Material for this exercise:
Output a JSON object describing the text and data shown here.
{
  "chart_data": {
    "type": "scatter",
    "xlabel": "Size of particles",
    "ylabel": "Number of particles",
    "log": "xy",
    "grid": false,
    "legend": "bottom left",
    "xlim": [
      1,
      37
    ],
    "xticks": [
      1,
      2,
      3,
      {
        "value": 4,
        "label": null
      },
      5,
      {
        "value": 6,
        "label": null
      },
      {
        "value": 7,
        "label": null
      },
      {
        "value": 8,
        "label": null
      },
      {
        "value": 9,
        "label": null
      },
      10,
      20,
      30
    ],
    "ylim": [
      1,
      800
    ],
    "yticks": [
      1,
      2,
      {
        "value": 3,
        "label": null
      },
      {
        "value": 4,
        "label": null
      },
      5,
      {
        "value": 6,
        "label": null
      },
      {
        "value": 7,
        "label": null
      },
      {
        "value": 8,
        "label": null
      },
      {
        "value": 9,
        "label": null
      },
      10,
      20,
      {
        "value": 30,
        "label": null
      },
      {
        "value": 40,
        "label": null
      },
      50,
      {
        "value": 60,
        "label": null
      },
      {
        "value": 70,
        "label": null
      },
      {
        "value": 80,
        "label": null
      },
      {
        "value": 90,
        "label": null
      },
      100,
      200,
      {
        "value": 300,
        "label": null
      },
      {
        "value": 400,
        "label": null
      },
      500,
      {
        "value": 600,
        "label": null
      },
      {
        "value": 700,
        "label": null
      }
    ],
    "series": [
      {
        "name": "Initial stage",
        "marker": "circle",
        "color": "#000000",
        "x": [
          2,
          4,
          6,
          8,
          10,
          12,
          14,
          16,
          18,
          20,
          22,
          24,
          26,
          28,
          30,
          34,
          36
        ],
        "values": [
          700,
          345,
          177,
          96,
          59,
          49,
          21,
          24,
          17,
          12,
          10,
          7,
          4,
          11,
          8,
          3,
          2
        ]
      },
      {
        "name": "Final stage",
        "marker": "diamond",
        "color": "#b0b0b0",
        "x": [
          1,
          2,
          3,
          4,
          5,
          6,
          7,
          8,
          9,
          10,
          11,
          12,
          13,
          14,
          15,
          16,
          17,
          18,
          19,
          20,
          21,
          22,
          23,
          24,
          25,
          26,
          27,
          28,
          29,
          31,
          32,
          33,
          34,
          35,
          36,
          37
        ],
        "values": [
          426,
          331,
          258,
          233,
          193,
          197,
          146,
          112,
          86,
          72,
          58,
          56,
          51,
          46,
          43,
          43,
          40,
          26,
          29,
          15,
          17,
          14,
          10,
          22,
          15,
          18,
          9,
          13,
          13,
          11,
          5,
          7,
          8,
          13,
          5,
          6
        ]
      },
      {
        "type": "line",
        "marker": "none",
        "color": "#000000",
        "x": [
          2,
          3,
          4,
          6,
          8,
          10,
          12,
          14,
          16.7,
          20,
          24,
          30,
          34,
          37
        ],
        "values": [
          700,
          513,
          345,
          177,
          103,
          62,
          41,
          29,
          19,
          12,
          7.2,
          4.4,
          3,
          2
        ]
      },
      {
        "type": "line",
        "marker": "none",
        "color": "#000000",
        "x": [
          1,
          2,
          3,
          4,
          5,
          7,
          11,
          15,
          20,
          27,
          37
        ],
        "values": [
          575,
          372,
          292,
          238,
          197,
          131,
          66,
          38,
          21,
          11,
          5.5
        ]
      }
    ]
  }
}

Required work: All lines above with "particles" in them should be returned.

Response to this exercise:
    "xlabel": "Size of particles",
    "ylabel": "Number of particles",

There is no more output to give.